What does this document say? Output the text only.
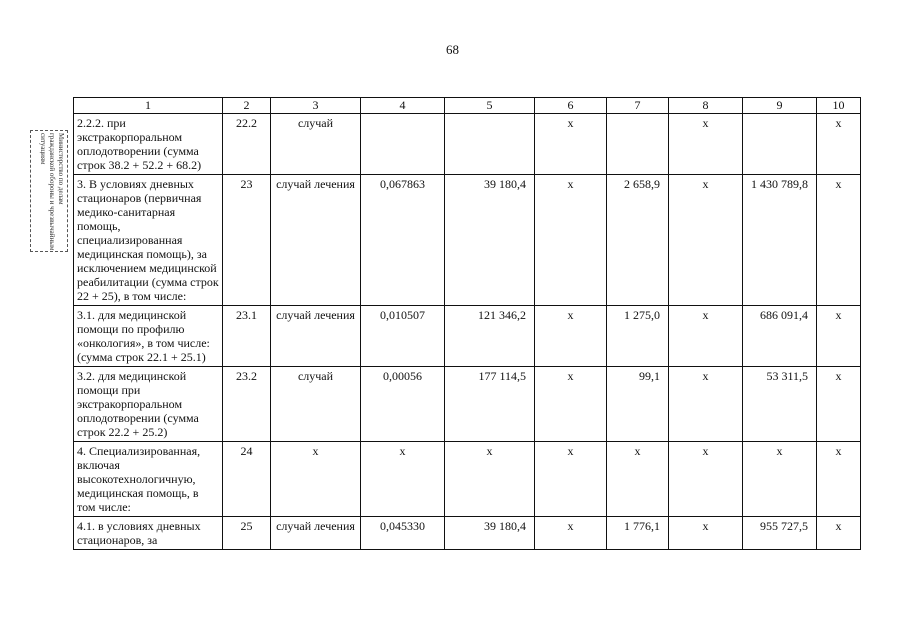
68
Министерство по делам
гражданской обороны и чрезвычайным
ситуациям
1	2	3	4	5	6	7	8	9	10
2.2.2. при экстракорпоральном оплодотворении (сумма строк 38.2 + 52.2 + 68.2)	22.2	случай			х		х		х
3. В условиях дневных стационаров (первичная медико-санитарная помощь, специализированная медицинская помощь), за исключением медицинской реабилитации (сумма строк 22 + 25), в том числе:	23	случай лечения	0,067863	39 180,4	х	2 658,9	х	1 430 789,8	х
3.1. для медицинской помощи по профилю «онкология», в том числе: (сумма строк 22.1 + 25.1)	23.1	случай лечения	0,010507	121 346,2	х	1 275,0	х	686 091,4	х
3.2. для медицинской помощи при экстракорпоральном оплодотворении (сумма строк 22.2 + 25.2)	23.2	случай	0,00056	177 114,5	х	99,1	х	53 311,5	х
4. Специализированная, включая высокотехнологичную, медицинская помощь, в том числе:	24	х	х	х	х	х	х	х	х
4.1. в условиях дневных стационаров, за	25	случай лечения	0,045330	39 180,4	х	1 776,1	х	955 727,5	х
**********
Without the pictures, print the whole listing exactly as given.

» Answer to this problem
What does this document say? Output the text only.
68
Министерство по делам
гражданской обороны и чрезвычайным
ситуациям
1	2	3	4	5	6	7	8	9	10
2.2.2. при экстракорпоральном оплодотворении (сумма строк 38.2 + 52.2 + 68.2)	22.2	случай			х		х		х
3. В условиях дневных стационаров (первичная медико-санитарная помощь, специализированная медицинская помощь), за исключением медицинской реабилитации (сумма строк 22 + 25), в том числе:	23	случай лечения	0,067863	39 180,4	х	2 658,9	х	1 430 789,8	х
3.1. для медицинской помощи по профилю «онкология», в том числе: (сумма строк 22.1 + 25.1)	23.1	случай лечения	0,010507	121 346,2	х	1 275,0	х	686 091,4	х
3.2. для медицинской помощи при экстракорпоральном оплодотворении (сумма строк 22.2 + 25.2)	23.2	случай	0,00056	177 114,5	х	99,1	х	53 311,5	х
4. Специализированная, включая высокотехнологичную, медицинская помощь, в том числе:	24	х	х	х	х	х	х	х	х
4.1. в условиях дневных стационаров, за	25	случай лечения	0,045330	39 180,4	х	1 776,1	х	955 727,5	х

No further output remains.